◆ **What is needed**: Every entry must be copied word for word.

━━━ Input rows

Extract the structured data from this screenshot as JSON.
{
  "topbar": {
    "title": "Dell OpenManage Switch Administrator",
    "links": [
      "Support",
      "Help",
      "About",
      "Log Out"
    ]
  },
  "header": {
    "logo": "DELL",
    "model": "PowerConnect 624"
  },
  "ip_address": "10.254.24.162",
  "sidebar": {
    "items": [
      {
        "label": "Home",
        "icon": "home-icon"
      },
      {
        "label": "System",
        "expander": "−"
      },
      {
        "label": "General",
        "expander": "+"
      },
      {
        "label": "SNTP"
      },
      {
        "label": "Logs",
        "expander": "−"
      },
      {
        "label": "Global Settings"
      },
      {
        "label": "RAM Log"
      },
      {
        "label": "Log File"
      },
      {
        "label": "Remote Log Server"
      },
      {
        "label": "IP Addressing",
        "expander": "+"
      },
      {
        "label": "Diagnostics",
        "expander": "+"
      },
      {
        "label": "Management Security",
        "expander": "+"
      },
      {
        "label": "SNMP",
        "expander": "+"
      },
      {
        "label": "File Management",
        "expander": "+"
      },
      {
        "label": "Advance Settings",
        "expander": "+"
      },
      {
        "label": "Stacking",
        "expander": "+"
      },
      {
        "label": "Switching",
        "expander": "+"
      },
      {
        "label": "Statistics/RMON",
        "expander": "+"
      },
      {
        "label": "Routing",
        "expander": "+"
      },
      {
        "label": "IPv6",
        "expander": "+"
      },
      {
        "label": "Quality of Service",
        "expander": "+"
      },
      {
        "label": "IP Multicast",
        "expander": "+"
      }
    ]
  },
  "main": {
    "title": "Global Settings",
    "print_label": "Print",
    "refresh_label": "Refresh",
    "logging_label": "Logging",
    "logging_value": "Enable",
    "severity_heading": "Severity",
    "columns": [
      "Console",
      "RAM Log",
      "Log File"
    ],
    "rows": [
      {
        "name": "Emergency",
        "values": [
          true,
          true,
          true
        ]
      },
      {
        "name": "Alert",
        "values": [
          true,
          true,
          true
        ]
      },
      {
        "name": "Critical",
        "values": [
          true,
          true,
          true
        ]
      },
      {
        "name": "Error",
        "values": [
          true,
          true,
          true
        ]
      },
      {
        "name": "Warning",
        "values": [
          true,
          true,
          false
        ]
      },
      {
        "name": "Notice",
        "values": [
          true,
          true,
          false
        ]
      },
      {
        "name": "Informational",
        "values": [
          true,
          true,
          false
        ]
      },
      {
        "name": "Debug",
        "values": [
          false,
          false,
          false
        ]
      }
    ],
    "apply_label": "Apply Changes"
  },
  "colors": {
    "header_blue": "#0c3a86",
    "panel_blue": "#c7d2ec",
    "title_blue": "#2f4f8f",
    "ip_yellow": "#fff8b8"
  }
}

━━━━━━

◆ **The reply**:
Extract the structured data from this screenshot as JSON.
{
  "topbar": {
    "title": "Dell OpenManage Switch Administrator",
    "links": [
      "Support",
      "Help",
      "About",
      "Log Out"
    ]
  },
  "header": {
    "logo": "DELL",
    "model": "PowerConnect 624"
  },
  "ip_address": "10.254.24.162",
  "sidebar": {
    "items": [
      {
        "label": "Home",
        "icon": "home-icon"
      },
      {
        "label": "System",
        "expander": "−"
      },
      {
        "label": "General",
        "expander": "+"
      },
      {
        "label": "SNTP"
      },
      {
        "label": "Logs",
        "expander": "−"
      },
      {
        "label": "Global Settings"
      },
      {
        "label": "RAM Log"
      },
      {
        "label": "Log File"
      },
      {
        "label": "Remote Log Server"
      },
      {
        "label": "IP Addressing",
        "expander": "+"
      },
      {
        "label": "Diagnostics",
        "expander": "+"
      },
      {
        "label": "Management Security",
        "expander": "+"
      },
      {
        "label": "SNMP",
        "expander": "+"
      },
      {
        "label": "File Management",
        "expander": "+"
      },
      {
        "label": "Advance Settings",
        "expander": "+"
      },
      {
        "label": "Stacking",
        "expander": "+"
      },
      {
        "label": "Switching",
        "expander": "+"
      },
      {
        "label": "Statistics/RMON",
        "expander": "+"
      },
      {
        "label": "Routing",
        "expander": "+"
      },
      {
        "label": "IPv6",
        "expander": "+"
      },
      {
        "label": "Quality of Service",
        "expander": "+"
      },
      {
        "label": "IP Multicast",
        "expander": "+"
      }
    ]
  },
  "main": {
    "title": "Global Settings",
    "print_label": "Print",
    "refresh_label": "Refresh",
    "logging_label": "Logging",
    "logging_value": "Enable",
    "severity_heading": "Severity",
    "columns": [
      "Console",
      "RAM Log",
      "Log File"
    ],
    "rows": [
      {
        "name": "Emergency",
        "values": [
          true,
          true,
          true
        ]
      },
      {
        "name": "Alert",
        "values": [
          true,
          true,
          true
        ]
      },
      {
        "name": "Critical",
        "values": [
          true,
          true,
          true
        ]
      },
      {
        "name": "Error",
        "values": [
          true,
          true,
          true
        ]
      },
      {
        "name": "Warning",
        "values": [
          true,
          true,
          false
        ]
      },
      {
        "name": "Notice",
        "values": [
          true,
          true,
          false
        ]
      },
      {
        "name": "Informational",
        "values": [
          true,
          true,
          false
        ]
      },
      {
        "name": "Debug",
        "values": [
          false,
          false,
          false
        ]
      }
    ],
    "apply_label": "Apply Changes"
  },
  "colors": {
    "header_blue": "#0c3a86",
    "panel_blue": "#c7d2ec",
    "title_blue": "#2f4f8f",
    "ip_yellow": "#fff8b8"
  }
}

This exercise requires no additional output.